In the meanwhile, General Carleton was gathering 10,000 redcoats at the northern end of Lake Champlain, preparatory to a strike southward to join General Howe and cut New York in two. While Carleton was building a fleet to sail down Lake Champlain, Gates brilliantly prepared the American defenses, combatting smallpox in the camp, greatly raising troop morale, and swiftly constructing a defensive fleet, which he placed under the command of Benedict Arnold.

Gates had ordered Arnold to deploy his Champlain fleet defensively
and to avoid engaging the more powerful British fleet, but from October 11 to October 13 the rash and headstrong Arnold foolishly got his force into a slugging match off Valcour Island, in the northern part of the lake, and Carleton’s fleet smashed the Americans, sinking eleven of sixteen ships. Arnold himself only managed to escape capture by miraculously slipping through British naval and allied Indian lines.

Carleton pressed his advantage by swooping down to capture Crown Point. He then appeared before Ticonderoga, but Gates had built the fortifications too well, and winter was fast setting in. Confronted by these formidable obstacles, Carleton turned back to Canada about the same time Howe withdrew from White Plains. The British menace from the north was over for another year, and, as it turned out, the delay was fatal to the British cause.

Benedict Arnold, sharply and properly criticized by his contemporaries for his overwhelming losses on Lake Champlain, has nonetheless been extravagantly praised by historians for delaying Carleton until he was forced to turn back north. But if he had used his fleet defensively in harrying raids, he would have delayed Carleton even longer and avoided the destruction of his own fleet. The real credit for forcing the delay on Carleton belongs to Gates: it was he who ordered the construction of the fleet, which forced Carleton to construct his, and he who had fortified Ticonderoga. Gates, not Arnold, was the true hero of the repulse of the British in the north.

##############################

__Apply what you read__.
1. According to the Lake Champlain passage, how many of the sixteen American ships did Carleton's fleet sink off Valcour Island?
2. Return everything in the Lake Champlain passage from "Gates had ordered" down to "allied Indian lines.".
The records are taken from a different source than the Lake Champlain passage.

##############################

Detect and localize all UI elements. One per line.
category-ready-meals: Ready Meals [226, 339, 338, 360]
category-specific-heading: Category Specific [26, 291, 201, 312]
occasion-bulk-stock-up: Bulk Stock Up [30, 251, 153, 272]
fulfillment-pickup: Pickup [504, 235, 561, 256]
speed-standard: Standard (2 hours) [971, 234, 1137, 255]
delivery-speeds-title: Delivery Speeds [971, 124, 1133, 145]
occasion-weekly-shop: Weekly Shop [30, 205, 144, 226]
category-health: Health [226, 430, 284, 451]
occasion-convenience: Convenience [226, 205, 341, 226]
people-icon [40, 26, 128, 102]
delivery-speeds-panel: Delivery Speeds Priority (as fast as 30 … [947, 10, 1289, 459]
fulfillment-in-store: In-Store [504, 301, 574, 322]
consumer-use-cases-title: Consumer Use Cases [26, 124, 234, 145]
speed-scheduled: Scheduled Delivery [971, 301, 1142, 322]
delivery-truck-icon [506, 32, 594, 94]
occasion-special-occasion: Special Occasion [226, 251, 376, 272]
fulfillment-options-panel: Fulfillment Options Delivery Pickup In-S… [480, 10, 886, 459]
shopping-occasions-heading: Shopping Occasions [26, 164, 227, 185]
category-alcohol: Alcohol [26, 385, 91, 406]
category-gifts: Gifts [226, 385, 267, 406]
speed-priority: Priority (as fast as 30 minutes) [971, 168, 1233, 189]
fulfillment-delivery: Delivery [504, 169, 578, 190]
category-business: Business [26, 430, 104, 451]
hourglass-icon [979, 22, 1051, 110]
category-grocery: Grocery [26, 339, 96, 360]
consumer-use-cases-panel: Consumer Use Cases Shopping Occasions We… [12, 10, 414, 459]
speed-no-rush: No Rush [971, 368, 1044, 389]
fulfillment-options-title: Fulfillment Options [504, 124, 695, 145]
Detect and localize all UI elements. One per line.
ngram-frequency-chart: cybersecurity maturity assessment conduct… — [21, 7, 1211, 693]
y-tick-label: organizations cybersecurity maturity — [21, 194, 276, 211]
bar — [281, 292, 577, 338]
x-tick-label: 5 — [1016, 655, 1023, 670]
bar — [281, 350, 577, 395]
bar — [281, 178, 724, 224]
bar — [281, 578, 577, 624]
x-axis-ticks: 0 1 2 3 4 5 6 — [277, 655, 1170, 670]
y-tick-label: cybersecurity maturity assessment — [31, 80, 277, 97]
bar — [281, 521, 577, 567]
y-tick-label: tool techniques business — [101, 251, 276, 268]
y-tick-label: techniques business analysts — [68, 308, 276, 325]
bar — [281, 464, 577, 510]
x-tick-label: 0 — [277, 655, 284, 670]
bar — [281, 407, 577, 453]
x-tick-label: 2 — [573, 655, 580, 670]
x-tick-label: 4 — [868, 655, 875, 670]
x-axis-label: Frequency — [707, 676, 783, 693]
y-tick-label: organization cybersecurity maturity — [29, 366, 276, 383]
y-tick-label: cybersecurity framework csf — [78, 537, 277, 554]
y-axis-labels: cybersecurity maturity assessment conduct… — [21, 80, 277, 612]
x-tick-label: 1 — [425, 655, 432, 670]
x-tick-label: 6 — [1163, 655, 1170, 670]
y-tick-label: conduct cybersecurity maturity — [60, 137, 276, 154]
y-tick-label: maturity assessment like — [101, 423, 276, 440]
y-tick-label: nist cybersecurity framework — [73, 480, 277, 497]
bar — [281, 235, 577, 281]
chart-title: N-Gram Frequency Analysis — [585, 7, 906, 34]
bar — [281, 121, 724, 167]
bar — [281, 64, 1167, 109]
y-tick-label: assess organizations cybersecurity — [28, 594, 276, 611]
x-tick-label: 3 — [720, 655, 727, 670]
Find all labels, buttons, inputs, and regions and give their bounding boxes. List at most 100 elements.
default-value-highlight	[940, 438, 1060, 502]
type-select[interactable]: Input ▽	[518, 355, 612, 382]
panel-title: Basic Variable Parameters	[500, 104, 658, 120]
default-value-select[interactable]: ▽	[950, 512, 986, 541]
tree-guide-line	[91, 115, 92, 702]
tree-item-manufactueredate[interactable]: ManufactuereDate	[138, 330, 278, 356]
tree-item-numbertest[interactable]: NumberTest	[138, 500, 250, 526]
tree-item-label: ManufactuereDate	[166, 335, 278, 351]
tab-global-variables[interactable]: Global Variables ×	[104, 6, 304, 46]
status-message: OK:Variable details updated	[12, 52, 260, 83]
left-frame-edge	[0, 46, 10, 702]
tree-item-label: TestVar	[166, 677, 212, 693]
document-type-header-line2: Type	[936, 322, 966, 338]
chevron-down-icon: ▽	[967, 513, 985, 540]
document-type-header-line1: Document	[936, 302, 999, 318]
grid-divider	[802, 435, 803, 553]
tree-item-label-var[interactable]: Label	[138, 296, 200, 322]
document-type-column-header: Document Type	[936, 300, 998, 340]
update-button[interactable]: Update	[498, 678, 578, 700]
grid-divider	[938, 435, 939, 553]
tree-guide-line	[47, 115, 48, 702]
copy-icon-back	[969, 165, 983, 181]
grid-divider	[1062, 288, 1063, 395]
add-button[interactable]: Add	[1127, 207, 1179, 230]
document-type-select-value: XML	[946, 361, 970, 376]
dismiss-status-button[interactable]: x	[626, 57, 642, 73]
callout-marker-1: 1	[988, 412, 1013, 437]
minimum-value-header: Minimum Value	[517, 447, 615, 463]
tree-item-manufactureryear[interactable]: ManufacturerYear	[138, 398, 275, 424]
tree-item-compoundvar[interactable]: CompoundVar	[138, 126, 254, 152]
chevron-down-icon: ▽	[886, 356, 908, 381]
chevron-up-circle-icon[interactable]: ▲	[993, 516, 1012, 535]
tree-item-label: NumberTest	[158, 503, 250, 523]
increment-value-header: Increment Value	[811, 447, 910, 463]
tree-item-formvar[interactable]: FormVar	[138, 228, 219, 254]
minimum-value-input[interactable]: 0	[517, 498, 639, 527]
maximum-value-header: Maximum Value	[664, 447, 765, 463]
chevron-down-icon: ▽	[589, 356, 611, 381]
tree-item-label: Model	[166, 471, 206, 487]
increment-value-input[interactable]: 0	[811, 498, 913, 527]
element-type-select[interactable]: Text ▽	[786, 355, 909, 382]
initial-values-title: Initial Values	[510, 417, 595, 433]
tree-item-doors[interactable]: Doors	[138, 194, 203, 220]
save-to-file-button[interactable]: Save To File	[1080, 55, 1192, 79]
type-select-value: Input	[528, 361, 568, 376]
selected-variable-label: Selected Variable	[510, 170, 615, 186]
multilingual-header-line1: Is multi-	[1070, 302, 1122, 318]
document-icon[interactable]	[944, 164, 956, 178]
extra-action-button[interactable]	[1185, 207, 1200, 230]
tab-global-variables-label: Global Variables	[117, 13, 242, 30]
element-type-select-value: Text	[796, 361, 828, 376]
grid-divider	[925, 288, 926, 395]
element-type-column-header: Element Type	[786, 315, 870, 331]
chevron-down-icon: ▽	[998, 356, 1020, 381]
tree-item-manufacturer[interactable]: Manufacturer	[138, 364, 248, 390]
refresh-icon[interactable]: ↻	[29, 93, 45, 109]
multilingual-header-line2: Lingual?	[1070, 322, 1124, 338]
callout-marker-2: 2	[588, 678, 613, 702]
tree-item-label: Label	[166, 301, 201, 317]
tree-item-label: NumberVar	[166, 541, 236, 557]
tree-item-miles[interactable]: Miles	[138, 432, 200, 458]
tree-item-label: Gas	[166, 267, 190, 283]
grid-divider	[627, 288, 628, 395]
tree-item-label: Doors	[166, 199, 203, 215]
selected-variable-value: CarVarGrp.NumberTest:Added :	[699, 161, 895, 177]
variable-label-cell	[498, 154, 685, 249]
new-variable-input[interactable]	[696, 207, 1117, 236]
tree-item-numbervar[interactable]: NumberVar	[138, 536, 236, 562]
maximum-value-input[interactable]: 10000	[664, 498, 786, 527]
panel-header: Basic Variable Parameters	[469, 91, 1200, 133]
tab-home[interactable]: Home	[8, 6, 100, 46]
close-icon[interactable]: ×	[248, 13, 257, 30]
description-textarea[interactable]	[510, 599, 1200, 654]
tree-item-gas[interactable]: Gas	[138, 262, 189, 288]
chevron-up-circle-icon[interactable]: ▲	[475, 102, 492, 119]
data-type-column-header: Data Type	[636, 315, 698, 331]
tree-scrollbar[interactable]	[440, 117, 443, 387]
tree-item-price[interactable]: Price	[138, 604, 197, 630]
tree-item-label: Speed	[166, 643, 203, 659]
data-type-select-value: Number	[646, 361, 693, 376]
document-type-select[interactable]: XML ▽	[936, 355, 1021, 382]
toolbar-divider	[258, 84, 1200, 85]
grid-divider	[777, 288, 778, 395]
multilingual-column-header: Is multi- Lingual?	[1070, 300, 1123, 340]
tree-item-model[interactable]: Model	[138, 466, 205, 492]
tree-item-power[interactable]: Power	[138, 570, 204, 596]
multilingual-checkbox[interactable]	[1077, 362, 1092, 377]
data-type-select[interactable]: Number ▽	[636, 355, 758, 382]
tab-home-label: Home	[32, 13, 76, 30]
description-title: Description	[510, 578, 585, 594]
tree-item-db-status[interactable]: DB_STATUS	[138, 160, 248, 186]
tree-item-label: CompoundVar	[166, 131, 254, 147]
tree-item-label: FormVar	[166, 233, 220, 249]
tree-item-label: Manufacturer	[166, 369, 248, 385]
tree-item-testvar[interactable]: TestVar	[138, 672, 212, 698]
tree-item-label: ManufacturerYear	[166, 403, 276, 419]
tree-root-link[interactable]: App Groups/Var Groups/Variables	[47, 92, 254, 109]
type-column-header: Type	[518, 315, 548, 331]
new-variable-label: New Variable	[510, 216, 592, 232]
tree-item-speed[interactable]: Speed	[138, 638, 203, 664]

##############################

__Outputs in order__.
1. Eleven

2.
Gates had ordered Arnold to deploy his Champlain fleet defensively
and to avoid engaging the more powerful British fleet, but from October 11 to October 13 the rash and headstrong Arnold foolishly got his force into a slugging match off Valcour Island, in the northern part of the lake, and Carleton’s fleet smashed the Americans, sinking eleven of sixteen ships. Arnold himself only managed to escape capture by miraculously slipping through British naval and allied Indian lines.